* Exercise requirements *
Gather all lines in the records below that include the word "etwas".

::: Record extracts

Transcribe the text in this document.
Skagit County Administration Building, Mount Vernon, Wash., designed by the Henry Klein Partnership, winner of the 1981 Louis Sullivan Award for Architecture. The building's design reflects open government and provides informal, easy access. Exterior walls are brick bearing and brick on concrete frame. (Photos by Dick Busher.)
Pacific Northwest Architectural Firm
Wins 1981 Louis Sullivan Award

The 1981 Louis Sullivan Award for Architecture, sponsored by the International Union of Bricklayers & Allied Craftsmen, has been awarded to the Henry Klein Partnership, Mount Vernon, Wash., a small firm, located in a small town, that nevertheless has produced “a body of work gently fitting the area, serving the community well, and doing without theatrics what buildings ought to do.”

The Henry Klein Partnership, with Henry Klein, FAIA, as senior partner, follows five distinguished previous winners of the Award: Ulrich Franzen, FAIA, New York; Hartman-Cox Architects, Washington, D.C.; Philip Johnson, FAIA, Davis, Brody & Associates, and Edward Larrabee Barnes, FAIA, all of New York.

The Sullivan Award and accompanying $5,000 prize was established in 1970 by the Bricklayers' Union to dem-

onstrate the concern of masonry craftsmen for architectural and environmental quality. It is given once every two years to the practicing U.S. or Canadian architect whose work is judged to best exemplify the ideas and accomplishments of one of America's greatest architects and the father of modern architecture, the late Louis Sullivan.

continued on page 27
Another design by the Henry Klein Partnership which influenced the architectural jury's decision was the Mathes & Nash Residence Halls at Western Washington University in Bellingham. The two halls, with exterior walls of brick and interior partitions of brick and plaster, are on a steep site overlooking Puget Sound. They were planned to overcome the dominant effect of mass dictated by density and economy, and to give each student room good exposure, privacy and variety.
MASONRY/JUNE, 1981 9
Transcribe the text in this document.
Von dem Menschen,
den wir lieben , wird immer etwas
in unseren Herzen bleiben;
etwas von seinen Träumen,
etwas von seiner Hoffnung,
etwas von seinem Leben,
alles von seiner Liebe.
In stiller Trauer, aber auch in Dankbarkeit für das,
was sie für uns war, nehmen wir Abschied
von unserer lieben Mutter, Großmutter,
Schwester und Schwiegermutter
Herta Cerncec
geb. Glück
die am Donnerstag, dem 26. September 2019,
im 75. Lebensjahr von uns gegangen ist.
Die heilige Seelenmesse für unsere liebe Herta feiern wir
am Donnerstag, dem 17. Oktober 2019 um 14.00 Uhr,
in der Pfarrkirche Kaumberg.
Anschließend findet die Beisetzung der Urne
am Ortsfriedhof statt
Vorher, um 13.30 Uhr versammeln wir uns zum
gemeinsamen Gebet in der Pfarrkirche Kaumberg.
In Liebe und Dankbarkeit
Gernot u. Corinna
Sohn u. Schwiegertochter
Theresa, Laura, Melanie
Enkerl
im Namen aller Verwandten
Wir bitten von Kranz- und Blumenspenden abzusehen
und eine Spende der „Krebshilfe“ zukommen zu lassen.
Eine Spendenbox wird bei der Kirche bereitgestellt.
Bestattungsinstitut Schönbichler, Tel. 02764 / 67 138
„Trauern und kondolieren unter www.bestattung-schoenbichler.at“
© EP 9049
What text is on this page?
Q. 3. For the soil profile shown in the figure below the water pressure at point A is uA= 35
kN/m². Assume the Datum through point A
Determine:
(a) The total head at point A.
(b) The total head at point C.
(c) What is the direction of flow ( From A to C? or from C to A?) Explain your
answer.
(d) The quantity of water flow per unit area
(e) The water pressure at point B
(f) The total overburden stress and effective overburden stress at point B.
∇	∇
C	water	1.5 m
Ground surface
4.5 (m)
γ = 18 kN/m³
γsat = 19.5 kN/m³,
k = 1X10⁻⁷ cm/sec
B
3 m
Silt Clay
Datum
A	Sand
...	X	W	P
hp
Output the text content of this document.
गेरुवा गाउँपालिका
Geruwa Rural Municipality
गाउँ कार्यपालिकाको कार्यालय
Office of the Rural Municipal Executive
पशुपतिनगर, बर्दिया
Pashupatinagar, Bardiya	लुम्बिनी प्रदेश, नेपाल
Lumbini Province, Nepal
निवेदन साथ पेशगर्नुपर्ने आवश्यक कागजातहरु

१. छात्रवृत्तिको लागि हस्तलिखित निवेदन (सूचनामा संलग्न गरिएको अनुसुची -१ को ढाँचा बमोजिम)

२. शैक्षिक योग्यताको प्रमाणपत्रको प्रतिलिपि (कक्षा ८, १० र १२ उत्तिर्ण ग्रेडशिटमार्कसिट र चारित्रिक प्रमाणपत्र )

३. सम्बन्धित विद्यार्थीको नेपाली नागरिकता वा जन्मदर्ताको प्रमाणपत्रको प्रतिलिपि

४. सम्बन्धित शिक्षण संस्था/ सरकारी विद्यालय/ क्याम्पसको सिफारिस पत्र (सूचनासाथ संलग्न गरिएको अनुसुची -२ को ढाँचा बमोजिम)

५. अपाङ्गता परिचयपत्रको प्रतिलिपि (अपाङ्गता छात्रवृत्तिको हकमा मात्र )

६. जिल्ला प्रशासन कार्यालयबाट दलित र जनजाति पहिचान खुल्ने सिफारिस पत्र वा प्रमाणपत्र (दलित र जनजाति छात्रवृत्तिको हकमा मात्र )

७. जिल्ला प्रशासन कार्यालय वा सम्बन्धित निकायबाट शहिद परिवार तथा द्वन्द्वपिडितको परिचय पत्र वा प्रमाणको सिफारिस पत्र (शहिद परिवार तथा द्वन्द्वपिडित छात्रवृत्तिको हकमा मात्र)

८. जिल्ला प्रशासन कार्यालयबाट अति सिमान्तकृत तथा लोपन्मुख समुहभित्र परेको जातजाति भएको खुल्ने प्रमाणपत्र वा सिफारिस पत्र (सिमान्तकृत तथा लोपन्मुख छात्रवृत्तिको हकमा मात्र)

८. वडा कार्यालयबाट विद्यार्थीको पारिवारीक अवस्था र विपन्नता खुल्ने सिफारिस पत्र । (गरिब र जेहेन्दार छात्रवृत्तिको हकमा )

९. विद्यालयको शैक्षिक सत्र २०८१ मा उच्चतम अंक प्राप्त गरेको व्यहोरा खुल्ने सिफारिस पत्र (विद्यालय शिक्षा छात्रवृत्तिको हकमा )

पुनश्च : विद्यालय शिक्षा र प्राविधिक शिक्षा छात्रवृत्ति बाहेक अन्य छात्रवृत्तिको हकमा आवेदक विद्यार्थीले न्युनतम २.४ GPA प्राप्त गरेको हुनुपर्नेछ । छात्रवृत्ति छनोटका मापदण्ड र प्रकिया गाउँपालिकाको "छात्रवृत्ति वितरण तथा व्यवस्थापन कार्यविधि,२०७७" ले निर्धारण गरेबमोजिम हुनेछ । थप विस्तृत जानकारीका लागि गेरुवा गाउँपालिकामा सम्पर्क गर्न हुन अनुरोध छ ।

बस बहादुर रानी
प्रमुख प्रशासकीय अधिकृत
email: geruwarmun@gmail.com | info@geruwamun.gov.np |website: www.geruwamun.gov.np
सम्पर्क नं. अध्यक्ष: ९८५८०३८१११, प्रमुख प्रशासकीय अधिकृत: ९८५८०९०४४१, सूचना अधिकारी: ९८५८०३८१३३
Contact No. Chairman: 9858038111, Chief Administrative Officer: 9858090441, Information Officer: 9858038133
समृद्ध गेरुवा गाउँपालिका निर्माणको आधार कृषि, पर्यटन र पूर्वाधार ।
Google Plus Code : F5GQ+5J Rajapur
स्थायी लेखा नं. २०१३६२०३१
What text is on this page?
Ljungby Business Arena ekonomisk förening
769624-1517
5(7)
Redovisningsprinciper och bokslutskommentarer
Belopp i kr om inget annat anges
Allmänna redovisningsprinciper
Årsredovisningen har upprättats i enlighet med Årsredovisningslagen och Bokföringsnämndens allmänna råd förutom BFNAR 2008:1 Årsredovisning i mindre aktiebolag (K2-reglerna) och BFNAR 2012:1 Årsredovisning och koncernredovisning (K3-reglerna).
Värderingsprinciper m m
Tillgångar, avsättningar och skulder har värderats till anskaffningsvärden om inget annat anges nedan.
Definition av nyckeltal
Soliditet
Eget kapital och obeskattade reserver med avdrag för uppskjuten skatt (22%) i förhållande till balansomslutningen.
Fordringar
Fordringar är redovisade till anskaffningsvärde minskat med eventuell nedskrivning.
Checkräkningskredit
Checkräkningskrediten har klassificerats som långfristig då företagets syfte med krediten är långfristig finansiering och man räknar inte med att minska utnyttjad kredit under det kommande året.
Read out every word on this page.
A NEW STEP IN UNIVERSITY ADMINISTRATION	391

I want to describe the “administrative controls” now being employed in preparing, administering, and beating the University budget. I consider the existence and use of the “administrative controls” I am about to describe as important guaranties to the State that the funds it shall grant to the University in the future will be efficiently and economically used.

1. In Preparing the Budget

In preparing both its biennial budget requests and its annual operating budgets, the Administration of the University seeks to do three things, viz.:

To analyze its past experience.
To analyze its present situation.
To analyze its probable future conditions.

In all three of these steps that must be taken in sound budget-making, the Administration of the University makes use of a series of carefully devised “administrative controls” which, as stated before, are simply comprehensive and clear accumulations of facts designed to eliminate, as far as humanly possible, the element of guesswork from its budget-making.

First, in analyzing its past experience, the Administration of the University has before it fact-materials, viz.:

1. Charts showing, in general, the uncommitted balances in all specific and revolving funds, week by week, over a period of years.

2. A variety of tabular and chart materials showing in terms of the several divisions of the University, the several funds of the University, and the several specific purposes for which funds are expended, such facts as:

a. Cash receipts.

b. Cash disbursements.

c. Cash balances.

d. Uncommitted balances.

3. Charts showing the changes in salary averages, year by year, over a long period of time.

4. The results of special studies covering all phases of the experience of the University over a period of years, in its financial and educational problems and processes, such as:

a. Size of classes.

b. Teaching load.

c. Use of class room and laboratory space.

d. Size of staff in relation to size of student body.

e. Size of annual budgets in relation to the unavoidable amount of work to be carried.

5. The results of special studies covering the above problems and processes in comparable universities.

::::::

* Written response *
den wir lieben , wird immer etwas
etwas von seinen Träumen,
etwas von seiner Hoffnung,
etwas von seinem Leben,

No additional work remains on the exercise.